DESCRIPTION OF THE TASK:
Using the entries that follow, count the lines containing the word "Offhand" and give that number by itself.

Entries taken from a collection:
════════════════

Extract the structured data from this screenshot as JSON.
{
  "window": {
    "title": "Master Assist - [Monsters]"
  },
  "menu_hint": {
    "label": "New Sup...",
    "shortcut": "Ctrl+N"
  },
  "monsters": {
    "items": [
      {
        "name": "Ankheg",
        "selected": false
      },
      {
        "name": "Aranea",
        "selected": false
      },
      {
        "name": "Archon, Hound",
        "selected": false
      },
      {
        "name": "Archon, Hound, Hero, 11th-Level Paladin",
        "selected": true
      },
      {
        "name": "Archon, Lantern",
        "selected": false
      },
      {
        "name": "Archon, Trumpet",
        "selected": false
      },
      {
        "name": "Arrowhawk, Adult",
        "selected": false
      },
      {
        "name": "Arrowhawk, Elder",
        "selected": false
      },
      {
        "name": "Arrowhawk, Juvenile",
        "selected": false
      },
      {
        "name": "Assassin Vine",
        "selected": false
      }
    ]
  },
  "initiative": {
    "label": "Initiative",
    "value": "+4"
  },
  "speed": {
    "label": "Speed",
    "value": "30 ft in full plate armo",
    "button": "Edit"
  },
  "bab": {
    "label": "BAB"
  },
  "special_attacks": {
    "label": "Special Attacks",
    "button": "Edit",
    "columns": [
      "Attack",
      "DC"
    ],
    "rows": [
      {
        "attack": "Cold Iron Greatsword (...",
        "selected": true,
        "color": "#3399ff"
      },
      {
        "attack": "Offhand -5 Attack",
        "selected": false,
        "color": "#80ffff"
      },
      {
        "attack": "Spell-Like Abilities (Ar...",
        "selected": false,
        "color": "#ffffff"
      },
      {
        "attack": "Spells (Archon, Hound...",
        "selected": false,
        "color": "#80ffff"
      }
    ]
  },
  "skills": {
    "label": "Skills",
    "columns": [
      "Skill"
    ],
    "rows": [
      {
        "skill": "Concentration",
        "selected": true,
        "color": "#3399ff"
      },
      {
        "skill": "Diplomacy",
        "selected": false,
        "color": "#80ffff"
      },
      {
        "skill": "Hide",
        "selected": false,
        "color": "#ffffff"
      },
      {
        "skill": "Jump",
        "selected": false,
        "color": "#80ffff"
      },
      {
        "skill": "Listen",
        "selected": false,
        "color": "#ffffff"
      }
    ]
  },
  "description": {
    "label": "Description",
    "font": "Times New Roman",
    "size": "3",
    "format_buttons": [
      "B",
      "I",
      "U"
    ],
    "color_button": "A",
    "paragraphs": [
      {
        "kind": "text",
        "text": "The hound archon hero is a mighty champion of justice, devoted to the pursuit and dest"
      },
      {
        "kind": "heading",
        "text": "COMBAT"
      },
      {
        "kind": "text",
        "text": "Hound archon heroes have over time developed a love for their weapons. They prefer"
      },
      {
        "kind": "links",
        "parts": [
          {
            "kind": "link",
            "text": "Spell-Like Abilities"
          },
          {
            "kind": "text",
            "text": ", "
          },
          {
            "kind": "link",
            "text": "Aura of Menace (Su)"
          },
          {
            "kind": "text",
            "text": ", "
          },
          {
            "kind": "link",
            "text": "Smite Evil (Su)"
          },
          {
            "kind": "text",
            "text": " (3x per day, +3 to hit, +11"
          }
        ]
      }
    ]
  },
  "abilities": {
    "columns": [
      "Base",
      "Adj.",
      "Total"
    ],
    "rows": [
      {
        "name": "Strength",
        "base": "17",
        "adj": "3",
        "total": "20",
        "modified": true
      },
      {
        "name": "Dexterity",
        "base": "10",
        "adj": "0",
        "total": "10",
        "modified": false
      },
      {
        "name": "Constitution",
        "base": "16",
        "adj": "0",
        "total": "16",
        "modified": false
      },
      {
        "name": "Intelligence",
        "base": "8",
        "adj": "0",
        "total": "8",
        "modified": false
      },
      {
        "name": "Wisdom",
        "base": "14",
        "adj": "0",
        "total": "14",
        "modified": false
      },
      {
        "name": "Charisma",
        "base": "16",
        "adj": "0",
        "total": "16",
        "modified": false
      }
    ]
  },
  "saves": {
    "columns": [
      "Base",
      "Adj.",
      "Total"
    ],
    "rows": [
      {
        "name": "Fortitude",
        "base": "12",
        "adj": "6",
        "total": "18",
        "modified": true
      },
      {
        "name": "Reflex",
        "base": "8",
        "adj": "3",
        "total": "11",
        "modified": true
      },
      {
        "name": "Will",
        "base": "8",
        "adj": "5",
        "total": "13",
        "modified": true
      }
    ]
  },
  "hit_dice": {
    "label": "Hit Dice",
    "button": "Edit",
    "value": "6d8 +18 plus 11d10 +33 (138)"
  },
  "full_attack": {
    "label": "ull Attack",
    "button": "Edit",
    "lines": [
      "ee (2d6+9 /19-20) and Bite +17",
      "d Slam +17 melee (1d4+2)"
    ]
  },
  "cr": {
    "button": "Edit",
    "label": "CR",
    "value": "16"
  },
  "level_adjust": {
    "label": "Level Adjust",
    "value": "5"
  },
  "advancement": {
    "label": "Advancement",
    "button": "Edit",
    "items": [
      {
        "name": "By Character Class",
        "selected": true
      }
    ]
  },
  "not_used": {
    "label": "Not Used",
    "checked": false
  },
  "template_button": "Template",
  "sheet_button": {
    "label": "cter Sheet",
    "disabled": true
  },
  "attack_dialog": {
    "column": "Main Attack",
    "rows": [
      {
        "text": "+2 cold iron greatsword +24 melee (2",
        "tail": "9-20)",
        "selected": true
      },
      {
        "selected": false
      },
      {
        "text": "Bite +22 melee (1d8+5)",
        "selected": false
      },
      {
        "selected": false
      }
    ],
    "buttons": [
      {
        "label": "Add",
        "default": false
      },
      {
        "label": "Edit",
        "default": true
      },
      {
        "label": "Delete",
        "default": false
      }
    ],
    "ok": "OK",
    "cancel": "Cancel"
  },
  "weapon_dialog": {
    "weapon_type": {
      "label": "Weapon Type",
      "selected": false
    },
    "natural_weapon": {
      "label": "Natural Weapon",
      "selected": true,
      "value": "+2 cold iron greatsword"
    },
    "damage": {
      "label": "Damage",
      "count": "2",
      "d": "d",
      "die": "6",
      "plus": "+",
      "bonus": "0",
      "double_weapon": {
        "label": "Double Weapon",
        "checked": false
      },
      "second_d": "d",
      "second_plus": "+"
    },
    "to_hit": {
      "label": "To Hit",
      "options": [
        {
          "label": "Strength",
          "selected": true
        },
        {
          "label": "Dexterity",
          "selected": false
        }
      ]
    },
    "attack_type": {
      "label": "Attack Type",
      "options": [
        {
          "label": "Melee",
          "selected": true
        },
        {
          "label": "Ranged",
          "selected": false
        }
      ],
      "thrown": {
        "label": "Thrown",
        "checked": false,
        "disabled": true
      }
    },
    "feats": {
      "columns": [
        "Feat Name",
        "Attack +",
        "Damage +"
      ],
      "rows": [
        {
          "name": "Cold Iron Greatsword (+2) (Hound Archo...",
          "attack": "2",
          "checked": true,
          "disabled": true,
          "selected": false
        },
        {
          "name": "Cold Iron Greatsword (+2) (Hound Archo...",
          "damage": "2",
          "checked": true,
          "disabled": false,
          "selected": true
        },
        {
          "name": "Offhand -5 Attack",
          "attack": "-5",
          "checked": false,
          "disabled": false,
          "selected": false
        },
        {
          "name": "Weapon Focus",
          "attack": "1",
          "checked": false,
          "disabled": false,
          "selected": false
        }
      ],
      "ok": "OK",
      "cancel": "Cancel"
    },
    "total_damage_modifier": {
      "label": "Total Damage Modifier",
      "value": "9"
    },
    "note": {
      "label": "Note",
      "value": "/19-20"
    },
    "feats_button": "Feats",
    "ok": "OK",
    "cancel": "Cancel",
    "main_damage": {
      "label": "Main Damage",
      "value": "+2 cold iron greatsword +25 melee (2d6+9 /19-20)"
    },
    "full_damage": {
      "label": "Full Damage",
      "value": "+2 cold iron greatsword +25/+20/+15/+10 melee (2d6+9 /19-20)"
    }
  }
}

════════════════

THE RESPONSE:
2